▸ **Problem requirements**
What is the number of lines in these entries that contain "Heritage"? State it alone.

▸ **Given data**
— BEGIN —
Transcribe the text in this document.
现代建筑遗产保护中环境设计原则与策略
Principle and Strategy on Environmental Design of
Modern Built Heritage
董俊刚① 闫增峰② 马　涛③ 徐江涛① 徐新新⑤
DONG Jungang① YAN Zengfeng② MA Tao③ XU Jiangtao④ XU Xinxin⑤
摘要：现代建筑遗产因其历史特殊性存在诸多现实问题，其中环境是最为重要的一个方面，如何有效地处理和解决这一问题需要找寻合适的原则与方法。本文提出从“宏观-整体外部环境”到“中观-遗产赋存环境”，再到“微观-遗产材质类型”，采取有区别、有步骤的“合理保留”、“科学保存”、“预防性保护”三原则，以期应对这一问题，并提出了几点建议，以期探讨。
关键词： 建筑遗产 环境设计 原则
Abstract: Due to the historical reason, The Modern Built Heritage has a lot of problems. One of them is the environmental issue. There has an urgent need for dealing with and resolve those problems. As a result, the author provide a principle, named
— END —
— BEGIN —
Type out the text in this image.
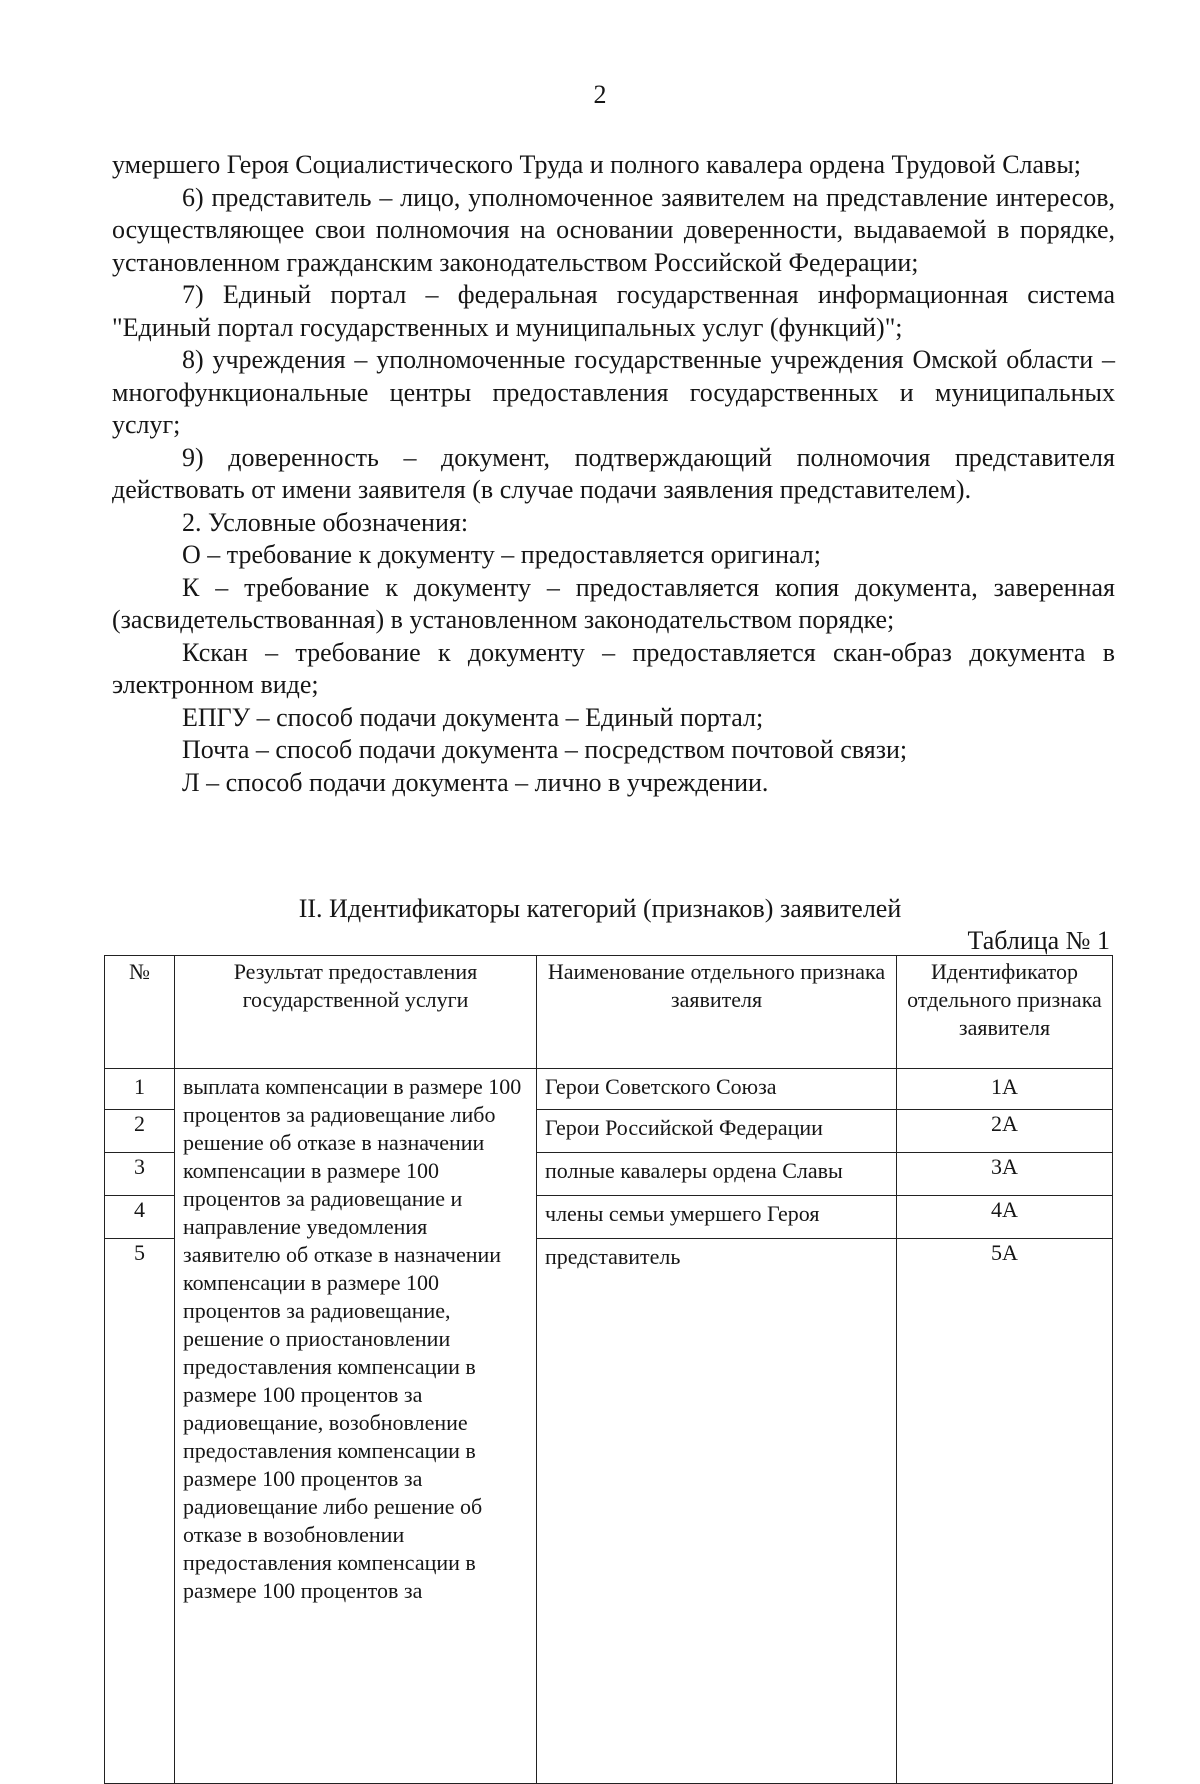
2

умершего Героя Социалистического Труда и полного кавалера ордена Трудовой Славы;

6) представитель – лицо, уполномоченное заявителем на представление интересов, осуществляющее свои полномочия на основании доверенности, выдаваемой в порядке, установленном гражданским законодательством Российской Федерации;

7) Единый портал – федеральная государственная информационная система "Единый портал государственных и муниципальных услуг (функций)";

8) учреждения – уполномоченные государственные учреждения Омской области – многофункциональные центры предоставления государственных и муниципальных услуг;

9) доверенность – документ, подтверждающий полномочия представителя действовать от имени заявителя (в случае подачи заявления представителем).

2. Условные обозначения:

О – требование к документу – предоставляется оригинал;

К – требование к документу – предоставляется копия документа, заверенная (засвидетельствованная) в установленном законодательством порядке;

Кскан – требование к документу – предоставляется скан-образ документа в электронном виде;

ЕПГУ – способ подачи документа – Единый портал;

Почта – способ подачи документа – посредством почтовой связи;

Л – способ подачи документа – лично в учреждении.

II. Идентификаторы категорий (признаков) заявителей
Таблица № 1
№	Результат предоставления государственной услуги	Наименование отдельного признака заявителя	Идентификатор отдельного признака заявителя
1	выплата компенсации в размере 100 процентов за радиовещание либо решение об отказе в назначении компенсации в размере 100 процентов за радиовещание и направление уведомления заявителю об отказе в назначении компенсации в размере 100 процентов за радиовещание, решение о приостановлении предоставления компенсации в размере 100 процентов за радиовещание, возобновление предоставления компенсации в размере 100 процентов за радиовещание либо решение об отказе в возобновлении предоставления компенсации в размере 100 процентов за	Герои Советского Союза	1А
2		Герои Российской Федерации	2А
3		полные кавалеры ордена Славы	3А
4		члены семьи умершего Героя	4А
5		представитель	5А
— END —
▸ **Response for this exercise**
2